Only lines with the string "curve" matter here; gather them from the material below.

+ + + + +

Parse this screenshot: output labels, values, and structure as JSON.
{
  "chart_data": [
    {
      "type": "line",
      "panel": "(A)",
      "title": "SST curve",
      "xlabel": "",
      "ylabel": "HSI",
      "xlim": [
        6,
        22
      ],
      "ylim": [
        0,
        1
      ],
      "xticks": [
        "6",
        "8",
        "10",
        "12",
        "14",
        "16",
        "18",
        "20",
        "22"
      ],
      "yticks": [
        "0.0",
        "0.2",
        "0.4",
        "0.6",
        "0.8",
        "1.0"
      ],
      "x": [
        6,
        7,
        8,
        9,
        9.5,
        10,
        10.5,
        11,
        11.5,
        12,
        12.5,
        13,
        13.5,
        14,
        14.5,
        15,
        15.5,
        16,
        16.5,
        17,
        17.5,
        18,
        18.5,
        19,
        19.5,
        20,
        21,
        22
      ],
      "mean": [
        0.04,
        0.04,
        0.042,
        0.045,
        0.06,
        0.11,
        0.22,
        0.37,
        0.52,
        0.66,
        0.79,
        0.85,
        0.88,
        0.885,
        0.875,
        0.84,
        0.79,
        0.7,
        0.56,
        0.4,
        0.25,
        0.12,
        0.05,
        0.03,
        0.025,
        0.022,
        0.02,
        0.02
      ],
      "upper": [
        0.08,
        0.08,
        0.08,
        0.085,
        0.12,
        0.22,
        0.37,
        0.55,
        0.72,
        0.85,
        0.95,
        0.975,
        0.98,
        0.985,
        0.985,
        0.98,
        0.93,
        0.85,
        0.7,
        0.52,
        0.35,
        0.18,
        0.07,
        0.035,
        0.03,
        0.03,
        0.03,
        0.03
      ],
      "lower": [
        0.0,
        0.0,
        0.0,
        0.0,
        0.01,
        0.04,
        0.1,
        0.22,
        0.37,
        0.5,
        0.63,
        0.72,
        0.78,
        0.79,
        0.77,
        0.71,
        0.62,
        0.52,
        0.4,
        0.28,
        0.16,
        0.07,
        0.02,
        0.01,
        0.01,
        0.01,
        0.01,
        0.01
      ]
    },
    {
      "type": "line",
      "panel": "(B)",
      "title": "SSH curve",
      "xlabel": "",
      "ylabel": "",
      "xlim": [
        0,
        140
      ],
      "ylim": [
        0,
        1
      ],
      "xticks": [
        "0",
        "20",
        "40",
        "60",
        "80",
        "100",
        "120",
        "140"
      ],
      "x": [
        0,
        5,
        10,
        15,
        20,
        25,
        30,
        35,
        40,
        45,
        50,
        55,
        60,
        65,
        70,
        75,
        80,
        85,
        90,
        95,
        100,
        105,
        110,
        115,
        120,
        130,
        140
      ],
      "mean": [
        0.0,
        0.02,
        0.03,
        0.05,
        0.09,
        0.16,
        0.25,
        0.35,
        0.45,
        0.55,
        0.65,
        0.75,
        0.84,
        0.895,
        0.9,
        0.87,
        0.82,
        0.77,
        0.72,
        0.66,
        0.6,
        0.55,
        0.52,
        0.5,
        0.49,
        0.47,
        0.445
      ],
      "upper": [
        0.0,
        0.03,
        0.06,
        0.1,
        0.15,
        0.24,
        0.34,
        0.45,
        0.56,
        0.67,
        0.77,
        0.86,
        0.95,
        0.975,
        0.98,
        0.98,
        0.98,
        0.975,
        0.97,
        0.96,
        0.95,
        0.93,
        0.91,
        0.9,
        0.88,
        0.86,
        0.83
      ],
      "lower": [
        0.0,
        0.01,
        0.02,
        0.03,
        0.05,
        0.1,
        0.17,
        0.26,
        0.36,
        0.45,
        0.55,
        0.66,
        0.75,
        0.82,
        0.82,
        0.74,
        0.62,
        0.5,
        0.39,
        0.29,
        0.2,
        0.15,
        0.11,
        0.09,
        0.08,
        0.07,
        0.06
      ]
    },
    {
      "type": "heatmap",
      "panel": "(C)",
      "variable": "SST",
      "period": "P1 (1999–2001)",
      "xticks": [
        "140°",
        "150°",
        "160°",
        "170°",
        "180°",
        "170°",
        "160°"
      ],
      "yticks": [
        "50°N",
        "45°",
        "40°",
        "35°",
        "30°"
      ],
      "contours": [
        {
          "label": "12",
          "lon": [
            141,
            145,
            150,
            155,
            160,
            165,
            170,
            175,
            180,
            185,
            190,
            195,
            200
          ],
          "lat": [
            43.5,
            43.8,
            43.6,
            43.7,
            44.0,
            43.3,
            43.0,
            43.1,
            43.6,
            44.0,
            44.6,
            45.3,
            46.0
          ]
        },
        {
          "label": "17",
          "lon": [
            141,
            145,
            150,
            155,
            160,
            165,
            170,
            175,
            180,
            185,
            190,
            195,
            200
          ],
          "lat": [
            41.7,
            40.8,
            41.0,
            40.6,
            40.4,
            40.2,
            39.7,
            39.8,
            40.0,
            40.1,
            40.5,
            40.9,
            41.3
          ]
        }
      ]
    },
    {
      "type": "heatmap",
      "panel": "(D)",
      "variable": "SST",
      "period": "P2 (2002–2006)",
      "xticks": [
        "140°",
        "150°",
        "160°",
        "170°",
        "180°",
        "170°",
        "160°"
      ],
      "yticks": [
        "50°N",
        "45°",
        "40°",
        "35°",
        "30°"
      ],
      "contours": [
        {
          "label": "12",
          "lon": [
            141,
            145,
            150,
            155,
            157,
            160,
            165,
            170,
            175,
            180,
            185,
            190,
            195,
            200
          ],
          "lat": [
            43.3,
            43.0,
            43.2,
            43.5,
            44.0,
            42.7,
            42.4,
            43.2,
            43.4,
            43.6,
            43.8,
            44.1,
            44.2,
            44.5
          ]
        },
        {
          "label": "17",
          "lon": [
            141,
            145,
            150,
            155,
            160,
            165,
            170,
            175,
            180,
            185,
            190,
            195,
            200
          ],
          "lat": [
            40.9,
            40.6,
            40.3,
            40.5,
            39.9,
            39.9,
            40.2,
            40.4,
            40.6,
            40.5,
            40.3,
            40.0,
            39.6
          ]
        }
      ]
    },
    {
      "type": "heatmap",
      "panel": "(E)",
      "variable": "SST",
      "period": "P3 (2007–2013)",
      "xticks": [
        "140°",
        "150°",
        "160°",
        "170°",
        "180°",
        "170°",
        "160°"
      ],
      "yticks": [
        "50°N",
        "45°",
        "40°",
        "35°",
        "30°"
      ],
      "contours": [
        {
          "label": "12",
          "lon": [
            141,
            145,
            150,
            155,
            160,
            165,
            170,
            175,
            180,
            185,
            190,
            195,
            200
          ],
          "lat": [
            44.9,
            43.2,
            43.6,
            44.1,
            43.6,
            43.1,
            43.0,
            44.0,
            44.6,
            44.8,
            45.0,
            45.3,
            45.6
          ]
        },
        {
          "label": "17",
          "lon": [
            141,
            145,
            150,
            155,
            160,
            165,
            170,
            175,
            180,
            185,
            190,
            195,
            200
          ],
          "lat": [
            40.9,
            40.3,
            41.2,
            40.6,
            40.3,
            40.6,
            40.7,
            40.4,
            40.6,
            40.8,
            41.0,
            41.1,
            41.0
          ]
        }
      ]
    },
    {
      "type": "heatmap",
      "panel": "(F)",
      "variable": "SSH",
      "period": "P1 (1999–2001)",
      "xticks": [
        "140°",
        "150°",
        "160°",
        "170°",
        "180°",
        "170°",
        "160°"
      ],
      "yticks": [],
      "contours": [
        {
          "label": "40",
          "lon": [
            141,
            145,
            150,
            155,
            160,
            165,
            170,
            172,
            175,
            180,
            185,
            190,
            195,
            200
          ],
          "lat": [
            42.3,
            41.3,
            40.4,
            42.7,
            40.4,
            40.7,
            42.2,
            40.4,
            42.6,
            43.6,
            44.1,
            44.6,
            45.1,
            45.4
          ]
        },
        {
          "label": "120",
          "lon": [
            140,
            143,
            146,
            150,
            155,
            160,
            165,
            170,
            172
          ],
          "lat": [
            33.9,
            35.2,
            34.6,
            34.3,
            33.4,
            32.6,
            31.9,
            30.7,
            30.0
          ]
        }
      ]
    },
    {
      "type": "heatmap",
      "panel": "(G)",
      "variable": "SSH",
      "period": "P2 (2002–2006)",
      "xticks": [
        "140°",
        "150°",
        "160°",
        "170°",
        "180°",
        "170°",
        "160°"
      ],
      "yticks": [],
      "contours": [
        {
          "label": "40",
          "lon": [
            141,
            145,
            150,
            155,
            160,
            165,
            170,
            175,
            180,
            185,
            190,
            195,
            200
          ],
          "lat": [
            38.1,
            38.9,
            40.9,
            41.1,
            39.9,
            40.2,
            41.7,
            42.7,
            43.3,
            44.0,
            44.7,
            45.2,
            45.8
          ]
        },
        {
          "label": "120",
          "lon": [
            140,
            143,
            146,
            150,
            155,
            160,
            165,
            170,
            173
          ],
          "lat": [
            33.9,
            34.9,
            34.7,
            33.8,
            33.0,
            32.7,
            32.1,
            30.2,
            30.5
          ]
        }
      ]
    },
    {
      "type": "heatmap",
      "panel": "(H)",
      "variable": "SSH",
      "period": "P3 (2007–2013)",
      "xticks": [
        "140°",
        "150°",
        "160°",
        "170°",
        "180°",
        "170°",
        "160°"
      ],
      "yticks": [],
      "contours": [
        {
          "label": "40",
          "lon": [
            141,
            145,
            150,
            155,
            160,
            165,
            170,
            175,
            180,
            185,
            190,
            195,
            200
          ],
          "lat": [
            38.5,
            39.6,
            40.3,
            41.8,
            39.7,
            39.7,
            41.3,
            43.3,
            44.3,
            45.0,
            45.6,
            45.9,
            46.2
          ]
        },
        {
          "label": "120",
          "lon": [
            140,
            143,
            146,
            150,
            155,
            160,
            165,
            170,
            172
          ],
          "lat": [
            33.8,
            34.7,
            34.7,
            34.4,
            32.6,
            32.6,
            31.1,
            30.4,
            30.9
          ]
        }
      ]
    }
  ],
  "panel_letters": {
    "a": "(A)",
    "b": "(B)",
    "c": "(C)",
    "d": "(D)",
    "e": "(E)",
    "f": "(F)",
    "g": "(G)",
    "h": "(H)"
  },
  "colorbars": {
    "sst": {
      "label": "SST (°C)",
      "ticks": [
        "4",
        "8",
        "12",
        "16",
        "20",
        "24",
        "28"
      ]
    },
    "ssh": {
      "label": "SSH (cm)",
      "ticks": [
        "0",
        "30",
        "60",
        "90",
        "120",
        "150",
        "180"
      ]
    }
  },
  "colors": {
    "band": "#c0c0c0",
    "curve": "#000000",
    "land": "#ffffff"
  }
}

+ + + + +

Result of this task:
      "title": "SST curve",
      "title": "SSH curve",
    "curve": "#000000",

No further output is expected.